> _Text segment_:
● ● ● ● ● ● ●
Cassipourea malosana is a species of plant native to tropical Africa.

Description
Cassipourea malosana is an evergreen shrub or tree, growing to 25 or 30 meters in height, and occasionally up to 45 meters, with a rounded crown. The tree has a straight unbuttressed trunk which can be up to 60 cm in diameter and unbranched up to 20 meters from the ground. The bark is smooth and pale. The leaves are lanceolate, 3 to 10 mm long and 1 to 5 mm wide, with a glossy upper surface and a matte underside.

Distribution and habitat

Cassipourea malosana is native to the mountains of Eastern and Central Africa, from Eritrea through Ethiopia, Somalia, Kenya, Uganda, the eastern Democratic Republic of the Congo, Tanzania, Malawi, Mozambique, Eswatini, and South Africa. There is an outlier population in the Cameroon Highlands of Cameroon.

Cassipourea malosana is found in dry Afromontane forests, often with African juniper (Juniperus procera), Afrocarpus spp., Podocarpus spp., and Olea spp., and as an under-canopy tree in moist Afromontane forests. It is generally found between 1700 and 2600 meters elevation, and occasionally as low as 1100 meters.

Uses
The tree has fine and even-textured wood, and produces hard and heavy timber. It is exploited artisanally and commercially in East Africa, and is usually harvested from the wild. It is also used for firewood.

The tree is occasionally grown as a shade or ornamental tree, and is planted in reforestation projects and for erosion control. Its flowers are a good source of nectar for bees.

The bark has some local medicinal uses. It is cooked in soups to restore strength, made into a tea to help remove a placenta after birth, and applied to skin to treat skin ailments and sunburn and to lighten skin.
● ● ● ● ● ● ●
> _Records_:
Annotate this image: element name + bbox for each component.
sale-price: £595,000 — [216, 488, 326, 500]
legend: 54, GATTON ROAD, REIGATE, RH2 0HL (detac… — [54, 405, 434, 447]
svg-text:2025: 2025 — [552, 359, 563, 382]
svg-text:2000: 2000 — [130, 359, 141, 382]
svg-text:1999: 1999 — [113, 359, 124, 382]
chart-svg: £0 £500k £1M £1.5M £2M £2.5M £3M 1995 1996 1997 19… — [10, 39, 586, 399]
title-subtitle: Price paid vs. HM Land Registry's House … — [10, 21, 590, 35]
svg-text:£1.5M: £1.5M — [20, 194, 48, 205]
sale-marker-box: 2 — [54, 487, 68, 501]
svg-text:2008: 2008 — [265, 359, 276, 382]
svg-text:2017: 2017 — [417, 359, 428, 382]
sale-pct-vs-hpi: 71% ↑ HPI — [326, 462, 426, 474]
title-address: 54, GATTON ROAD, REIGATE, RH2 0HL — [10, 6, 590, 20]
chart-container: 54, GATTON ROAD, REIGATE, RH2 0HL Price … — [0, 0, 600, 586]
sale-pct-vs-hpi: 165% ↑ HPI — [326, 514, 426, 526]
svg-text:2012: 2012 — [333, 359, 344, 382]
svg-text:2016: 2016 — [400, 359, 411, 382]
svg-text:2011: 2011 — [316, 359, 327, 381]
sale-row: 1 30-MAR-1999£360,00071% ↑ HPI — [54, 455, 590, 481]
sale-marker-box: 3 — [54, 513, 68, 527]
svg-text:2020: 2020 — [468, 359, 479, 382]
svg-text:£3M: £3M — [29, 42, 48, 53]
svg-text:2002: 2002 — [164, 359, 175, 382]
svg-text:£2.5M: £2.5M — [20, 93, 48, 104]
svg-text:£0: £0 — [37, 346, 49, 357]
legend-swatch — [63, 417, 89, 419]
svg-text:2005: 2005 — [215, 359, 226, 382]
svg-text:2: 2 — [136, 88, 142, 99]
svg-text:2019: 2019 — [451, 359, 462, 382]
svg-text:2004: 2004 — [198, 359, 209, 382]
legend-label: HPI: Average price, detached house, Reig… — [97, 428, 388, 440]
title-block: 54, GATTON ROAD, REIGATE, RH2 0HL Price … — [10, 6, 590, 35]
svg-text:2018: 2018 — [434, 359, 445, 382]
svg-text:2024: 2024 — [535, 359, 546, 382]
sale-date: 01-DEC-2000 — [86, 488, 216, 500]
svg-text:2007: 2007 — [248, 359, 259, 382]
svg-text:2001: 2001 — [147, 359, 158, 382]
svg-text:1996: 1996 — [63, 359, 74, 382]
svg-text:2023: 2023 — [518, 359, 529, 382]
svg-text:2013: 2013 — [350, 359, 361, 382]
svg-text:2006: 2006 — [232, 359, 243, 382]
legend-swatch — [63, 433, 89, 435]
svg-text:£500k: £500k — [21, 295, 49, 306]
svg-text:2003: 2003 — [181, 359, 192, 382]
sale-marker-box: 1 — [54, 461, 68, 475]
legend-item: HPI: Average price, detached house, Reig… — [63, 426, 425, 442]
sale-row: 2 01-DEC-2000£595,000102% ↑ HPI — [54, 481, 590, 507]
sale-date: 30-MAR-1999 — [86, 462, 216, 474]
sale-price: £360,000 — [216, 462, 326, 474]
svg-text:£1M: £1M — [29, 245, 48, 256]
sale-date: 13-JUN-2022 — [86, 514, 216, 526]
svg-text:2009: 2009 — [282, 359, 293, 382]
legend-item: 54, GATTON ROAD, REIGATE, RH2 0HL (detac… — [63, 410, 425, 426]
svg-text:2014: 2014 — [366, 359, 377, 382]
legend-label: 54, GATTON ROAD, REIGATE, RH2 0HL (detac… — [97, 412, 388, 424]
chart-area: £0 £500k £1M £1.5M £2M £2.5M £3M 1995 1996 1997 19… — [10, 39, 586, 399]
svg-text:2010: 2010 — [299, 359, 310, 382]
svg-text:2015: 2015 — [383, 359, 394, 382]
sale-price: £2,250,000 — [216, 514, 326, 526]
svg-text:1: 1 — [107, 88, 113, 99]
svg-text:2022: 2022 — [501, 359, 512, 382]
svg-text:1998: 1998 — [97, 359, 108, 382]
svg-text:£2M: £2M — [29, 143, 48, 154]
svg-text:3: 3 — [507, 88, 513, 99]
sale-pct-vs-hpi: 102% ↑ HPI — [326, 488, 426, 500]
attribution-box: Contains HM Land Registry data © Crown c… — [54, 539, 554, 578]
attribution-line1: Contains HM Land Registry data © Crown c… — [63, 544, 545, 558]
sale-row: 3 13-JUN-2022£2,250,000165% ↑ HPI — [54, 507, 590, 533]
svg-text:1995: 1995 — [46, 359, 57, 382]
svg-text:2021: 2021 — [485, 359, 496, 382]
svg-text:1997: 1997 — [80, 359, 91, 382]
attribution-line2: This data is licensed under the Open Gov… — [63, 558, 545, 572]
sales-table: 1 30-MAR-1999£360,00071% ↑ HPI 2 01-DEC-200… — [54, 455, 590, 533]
● ● ● ● ● ● ●
> _Tasks to perform_:
1/ In the Cassipourea malosana text, between what elevations is the species generally found?
2/ Reproduce the stretch of the Cassipourea malosana text from "Description" through "a matte underside.".

> _Exercise answers_:
1/ Between 1700 and 2600 meters

2/
Description
Cassipourea malosana is an evergreen shrub or tree, growing to 25 or 30 meters in height, and occasionally up to 45 meters, with a rounded crown. The tree has a straight unbuttressed trunk which can be up to 60 cm in diameter and unbranched up to 20 meters from the ground. The bark is smooth and pale. The leaves are lanceolate, 3 to 10 mm long and 1 to 5 mm wide, with a glossy upper surface and a matte underside.